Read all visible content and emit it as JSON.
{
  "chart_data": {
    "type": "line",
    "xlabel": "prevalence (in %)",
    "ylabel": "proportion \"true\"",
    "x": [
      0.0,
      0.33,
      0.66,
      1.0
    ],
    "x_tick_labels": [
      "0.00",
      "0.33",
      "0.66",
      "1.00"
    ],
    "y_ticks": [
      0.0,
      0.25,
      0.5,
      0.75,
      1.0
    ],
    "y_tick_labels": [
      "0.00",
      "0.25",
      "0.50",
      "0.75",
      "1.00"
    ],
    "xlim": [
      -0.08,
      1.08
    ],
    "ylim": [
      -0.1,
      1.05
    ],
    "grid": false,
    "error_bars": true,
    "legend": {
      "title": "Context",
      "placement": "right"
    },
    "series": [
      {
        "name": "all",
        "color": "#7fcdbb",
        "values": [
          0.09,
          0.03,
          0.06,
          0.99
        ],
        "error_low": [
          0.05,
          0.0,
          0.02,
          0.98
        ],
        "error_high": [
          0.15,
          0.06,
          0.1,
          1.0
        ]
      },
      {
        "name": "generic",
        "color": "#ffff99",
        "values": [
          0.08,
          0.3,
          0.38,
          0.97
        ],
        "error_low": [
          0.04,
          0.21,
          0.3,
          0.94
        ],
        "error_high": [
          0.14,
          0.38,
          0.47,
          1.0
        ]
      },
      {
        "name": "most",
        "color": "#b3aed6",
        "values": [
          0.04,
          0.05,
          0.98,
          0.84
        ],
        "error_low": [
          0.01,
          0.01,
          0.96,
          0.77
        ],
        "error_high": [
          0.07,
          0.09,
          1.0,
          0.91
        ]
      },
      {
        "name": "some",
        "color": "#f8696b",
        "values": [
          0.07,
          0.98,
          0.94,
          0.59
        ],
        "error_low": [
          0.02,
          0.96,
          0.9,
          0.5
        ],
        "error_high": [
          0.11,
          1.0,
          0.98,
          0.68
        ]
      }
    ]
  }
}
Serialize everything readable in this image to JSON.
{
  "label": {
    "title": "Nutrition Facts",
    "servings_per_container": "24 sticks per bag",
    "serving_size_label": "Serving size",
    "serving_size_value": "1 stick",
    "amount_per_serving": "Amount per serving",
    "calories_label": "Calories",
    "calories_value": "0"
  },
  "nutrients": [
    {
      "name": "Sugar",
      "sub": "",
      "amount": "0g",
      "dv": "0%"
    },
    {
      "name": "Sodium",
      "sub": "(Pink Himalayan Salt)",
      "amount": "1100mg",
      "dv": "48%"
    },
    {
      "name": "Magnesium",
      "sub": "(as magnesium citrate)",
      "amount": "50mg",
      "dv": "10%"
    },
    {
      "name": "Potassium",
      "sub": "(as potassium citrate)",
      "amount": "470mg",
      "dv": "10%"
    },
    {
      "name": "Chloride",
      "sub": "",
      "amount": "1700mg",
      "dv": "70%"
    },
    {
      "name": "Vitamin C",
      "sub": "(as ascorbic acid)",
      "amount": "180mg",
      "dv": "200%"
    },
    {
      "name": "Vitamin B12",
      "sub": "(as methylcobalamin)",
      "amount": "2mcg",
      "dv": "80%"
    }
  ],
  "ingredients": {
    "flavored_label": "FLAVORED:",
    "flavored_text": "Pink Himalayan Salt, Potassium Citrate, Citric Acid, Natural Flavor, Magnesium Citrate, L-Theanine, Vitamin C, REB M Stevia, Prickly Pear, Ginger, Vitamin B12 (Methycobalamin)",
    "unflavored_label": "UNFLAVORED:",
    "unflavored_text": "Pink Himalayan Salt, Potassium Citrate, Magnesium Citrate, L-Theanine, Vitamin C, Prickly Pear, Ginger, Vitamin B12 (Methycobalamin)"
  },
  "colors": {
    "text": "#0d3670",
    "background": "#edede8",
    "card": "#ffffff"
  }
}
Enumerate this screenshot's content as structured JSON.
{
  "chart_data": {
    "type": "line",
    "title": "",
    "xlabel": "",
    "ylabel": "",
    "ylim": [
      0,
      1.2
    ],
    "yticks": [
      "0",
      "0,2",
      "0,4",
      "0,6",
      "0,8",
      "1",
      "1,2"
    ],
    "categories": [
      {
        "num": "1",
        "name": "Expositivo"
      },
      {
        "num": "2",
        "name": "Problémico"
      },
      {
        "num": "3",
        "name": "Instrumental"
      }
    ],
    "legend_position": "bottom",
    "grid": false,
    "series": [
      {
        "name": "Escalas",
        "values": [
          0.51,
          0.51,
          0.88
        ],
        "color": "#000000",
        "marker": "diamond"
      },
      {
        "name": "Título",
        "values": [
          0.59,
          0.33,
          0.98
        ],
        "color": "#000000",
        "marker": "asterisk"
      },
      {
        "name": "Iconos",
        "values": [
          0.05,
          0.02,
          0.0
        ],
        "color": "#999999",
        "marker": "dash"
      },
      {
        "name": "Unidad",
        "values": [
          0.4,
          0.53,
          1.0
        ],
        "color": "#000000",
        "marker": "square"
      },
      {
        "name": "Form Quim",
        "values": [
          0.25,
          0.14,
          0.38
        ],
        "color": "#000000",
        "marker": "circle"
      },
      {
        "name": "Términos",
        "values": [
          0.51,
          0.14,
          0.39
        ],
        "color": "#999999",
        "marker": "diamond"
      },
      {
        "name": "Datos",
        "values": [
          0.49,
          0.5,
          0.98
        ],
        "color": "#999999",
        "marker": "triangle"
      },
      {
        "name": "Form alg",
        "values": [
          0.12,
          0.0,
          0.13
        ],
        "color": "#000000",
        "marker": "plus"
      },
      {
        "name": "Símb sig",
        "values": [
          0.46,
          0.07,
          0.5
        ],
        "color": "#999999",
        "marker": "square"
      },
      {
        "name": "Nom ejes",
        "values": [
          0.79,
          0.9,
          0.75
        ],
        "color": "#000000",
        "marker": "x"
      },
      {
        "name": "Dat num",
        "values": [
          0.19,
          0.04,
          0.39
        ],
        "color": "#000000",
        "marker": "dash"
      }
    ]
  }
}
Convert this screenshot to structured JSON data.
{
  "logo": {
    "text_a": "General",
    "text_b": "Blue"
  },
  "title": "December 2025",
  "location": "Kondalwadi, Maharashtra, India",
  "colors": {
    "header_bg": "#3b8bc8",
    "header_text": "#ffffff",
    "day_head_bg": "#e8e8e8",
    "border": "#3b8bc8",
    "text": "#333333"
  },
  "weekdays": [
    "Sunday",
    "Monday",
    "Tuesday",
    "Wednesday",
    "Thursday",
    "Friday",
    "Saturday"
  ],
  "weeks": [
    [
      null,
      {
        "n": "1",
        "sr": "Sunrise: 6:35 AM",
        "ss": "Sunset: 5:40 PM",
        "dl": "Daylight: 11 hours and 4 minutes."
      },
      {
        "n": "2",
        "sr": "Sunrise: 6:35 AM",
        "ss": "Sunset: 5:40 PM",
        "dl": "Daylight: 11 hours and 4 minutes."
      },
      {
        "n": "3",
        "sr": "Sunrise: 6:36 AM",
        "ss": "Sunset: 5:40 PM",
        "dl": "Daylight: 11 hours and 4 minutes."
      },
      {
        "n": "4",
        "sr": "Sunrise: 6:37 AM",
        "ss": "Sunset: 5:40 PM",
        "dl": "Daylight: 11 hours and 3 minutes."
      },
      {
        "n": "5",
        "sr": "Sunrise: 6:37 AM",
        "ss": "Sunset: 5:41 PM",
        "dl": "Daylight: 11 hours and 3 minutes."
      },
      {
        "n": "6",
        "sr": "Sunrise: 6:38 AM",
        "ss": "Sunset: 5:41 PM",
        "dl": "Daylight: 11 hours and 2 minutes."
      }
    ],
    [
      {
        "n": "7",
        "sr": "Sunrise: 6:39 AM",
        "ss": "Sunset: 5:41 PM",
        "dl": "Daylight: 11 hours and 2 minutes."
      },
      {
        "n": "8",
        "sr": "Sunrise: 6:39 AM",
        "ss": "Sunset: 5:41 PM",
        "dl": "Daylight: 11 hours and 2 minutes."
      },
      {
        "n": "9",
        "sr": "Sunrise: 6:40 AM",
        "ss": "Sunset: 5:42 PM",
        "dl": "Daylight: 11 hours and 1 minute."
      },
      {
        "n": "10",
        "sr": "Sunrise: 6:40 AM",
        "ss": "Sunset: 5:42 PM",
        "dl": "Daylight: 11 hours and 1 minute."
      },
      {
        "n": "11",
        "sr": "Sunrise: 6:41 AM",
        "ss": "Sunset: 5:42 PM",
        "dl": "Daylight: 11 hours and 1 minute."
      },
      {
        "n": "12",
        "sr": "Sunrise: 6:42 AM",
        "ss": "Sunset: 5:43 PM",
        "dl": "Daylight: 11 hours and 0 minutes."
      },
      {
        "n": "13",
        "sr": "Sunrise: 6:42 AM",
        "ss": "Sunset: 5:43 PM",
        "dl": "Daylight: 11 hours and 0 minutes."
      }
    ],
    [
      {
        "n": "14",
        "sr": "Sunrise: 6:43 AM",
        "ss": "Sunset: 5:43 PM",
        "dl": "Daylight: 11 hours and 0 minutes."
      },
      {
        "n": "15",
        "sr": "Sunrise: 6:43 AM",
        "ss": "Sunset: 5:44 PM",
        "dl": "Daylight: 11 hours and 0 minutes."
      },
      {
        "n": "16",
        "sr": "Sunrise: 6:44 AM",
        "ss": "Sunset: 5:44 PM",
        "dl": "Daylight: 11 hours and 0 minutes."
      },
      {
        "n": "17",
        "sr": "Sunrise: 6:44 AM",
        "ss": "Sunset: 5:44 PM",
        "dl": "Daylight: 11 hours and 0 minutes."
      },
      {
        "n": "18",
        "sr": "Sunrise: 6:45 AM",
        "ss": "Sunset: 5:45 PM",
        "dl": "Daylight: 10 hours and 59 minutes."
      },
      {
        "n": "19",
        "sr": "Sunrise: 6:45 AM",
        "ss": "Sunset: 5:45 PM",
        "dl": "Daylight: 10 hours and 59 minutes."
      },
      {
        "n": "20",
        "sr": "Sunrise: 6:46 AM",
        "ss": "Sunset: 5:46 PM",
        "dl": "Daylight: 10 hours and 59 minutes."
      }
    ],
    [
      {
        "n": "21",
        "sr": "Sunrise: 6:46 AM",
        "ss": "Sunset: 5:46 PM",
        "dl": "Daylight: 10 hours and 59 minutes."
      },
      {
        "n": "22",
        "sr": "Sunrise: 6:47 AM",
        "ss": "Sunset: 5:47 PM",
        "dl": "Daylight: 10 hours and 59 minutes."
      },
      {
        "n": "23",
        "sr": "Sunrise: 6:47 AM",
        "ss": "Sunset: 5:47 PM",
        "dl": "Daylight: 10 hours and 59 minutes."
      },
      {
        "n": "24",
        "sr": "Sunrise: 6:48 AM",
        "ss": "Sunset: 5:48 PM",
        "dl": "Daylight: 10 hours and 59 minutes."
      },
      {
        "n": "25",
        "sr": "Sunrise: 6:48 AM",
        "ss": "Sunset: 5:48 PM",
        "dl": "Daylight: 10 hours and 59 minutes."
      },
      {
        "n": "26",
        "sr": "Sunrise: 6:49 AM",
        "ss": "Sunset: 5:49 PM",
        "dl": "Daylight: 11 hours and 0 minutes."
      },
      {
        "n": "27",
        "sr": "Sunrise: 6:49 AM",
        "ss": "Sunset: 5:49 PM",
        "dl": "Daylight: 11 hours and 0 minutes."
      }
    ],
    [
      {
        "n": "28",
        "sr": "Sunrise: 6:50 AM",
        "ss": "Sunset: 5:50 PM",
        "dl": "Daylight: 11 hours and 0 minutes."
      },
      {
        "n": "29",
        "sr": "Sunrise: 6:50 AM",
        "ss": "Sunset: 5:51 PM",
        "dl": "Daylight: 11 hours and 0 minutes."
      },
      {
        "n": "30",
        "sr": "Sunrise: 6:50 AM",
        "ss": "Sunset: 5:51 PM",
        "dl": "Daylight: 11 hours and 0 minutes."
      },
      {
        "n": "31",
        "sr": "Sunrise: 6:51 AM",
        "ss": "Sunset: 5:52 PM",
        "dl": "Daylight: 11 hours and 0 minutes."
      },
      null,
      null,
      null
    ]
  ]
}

* * *

## Requirements
In the material above, show every line where the word "marker" turns up.

## Exercise solution
        "marker": "diamond"
        "marker": "asterisk"
        "marker": "dash"
        "marker": "square"
        "marker": "circle"
        "marker": "diamond"
        "marker": "triangle"
        "marker": "plus"
        "marker": "square"
        "marker": "x"
        "marker": "dash"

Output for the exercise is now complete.